• **Text shown**:
Well, there’s no getting around it: the political environment surrounding implementation of the Affordable Care Act is in danger of going totally toxic. The panic among people with non-group health insurance policies getting cancellation notices is made immeasurably worse by their fear that the Obamacare exchanges won’t be functional by January (it’s a fear of having no insurance, not just of facing higher premiums or being forced to buy policies with more extensive coverage than they want). But any measure, ill-intentioned or not, to reassure these people will undoubtedly undermine the exchanges and risk the “adverse selection death spiral” that could make Obamacare truly fail.
Here’s how Ezra Klein put it today:
The biggest problem for Obamacare is that HealthCare.gov remains a mess. If HealthCare.gov was working smoothly, a lot of the people getting insurance cancellations would be learning that they’ll have better, cheaper insurance under the law. And at the same time, a lot of people who couldn’t get insurance at all would be learning that they were going to get affordable coverage. “The number of winners will vastly outweigh the number of losers but no one knows that yet because of this Web site,” says Gruber.
If you add in the people who won’t necessarily have cheaper or even better insurance but right now fear they won’t have any insurance at all, there’s a pretty big mood swing associated with assurances the exchanges will be up and running by January.
And if they can’t get those assurances, then there’s no question Congress will do something about it.

• **Activities**:
1 - Give every proper name in the Obamacare passage except the month, in the order each first appears.
2 - Continue the Obamacare passage from its final sentence.
The listing that follows comes from a different source than the Obamacare passage.

• **Input data**:
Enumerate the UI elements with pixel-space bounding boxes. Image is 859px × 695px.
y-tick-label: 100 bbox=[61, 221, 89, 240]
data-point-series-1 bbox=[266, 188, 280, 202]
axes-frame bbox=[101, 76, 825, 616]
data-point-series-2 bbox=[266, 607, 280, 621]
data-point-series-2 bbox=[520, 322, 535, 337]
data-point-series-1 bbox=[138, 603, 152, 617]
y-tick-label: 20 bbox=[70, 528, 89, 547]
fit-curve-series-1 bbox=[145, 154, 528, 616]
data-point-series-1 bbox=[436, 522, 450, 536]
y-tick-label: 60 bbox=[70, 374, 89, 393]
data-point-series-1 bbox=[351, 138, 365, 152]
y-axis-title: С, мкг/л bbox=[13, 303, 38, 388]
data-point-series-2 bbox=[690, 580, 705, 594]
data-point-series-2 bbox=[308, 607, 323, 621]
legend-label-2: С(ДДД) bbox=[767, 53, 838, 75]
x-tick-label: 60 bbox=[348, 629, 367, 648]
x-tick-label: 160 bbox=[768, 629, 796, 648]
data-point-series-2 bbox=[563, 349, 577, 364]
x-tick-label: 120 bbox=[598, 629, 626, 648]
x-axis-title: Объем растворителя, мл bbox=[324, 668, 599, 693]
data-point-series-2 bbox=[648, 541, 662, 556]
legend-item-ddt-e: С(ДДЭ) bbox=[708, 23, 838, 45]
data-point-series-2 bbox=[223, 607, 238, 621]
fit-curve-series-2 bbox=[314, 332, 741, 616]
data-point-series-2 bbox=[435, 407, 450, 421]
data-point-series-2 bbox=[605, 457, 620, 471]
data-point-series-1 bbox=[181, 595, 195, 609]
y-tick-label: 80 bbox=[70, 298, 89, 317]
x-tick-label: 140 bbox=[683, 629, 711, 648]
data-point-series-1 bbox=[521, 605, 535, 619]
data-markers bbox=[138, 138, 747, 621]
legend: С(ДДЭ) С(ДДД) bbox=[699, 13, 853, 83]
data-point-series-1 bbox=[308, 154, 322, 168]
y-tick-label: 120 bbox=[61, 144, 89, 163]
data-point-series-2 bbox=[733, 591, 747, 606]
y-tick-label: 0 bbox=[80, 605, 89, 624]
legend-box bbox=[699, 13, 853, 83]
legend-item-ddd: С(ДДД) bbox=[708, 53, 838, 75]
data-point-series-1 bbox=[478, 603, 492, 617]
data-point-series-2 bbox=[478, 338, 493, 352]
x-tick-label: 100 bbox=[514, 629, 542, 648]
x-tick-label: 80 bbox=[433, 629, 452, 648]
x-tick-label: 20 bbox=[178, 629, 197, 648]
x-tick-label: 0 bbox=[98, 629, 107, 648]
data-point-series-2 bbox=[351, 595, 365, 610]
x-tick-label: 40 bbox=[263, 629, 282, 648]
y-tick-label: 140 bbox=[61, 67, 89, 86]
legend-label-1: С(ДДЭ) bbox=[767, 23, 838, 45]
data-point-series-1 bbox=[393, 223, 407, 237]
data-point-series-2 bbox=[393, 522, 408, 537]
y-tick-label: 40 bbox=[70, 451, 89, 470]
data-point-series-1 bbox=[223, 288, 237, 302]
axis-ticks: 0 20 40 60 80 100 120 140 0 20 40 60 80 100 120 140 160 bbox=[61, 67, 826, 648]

• **Solved tasks**:
1 - Affordable Care Act, Obamacare, Ezra Klein, HealthCare.gov, Gruber, Congress

2 -
When I wrote this morning about the differences between the Upton and Landrieu bills aimed at addressing this problem, I certainly didn’t mean to minimize the disruptive effect of the latter. Yes, by giving insurers the choice of who to continue to insure, the Upton bill invites some truly impressive cherry-picking while giving consumers no real assurances whatsoever. But the kind of consumers who would choose to keep their old insurance after January 1 are likely to be to a considerable extent the healthier and wealthier people the insurers want; that’s why they’re insured right now and reasonably happy with their policies.
What’s really called for (other than an end to unreasoning panic and misinformation) is a short-term fix that continues existing polices not indefinitely or even for a year or two, but until such time as replacement insurance is actually available on the exchanges, along with the subsidies designed to help pay for it. I hope supporters of Obamacare in Congress can come up with something like that asap, before everything unravels politically and substantively.